Rows from a dataset>
-- BEGIN --
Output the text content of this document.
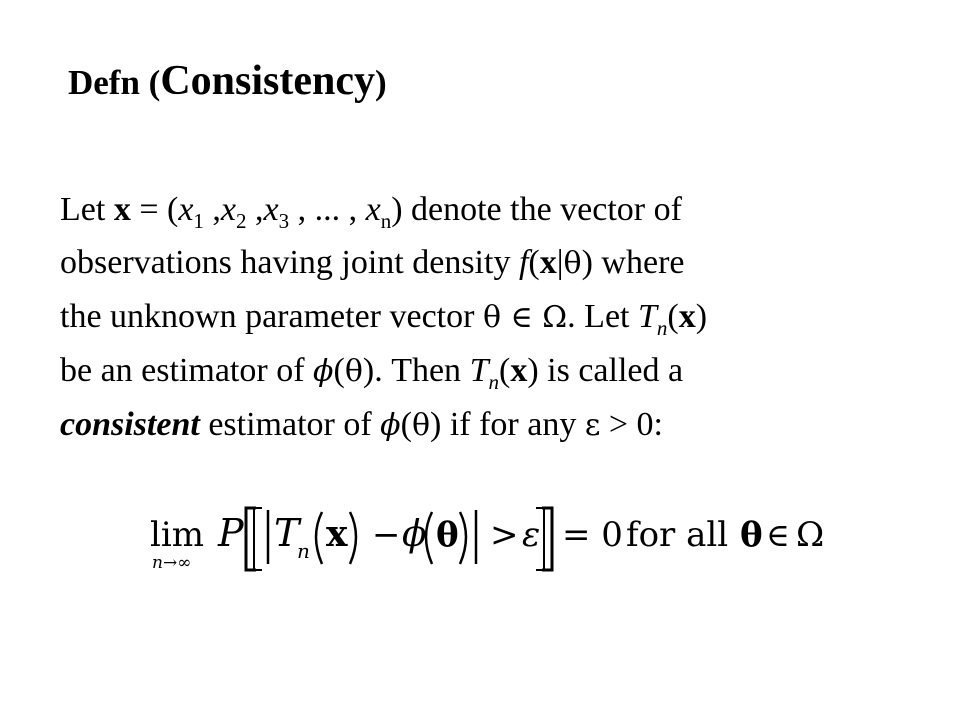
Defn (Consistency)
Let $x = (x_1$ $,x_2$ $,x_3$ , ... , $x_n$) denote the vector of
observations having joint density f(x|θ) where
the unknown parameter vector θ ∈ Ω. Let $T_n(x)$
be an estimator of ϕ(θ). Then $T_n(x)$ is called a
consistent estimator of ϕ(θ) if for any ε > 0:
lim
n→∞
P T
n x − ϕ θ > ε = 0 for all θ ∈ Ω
-- END --
Exercise description> Omitting all images, print the listing exactly.

Output>
Output the text content of this document.
Defn (Consistency)
Let $x = (x_1$ $,x_2$ $,x_3$ , ... , $x_n$) denote the vector of
observations having joint density f(x|θ) where
the unknown parameter vector θ ∈ Ω. Let $T_n(x)$
be an estimator of ϕ(θ). Then $T_n(x)$ is called a
consistent estimator of ϕ(θ) if for any ε > 0:
lim
n→∞
P T
n x − ϕ θ > ε = 0 for all θ ∈ Ω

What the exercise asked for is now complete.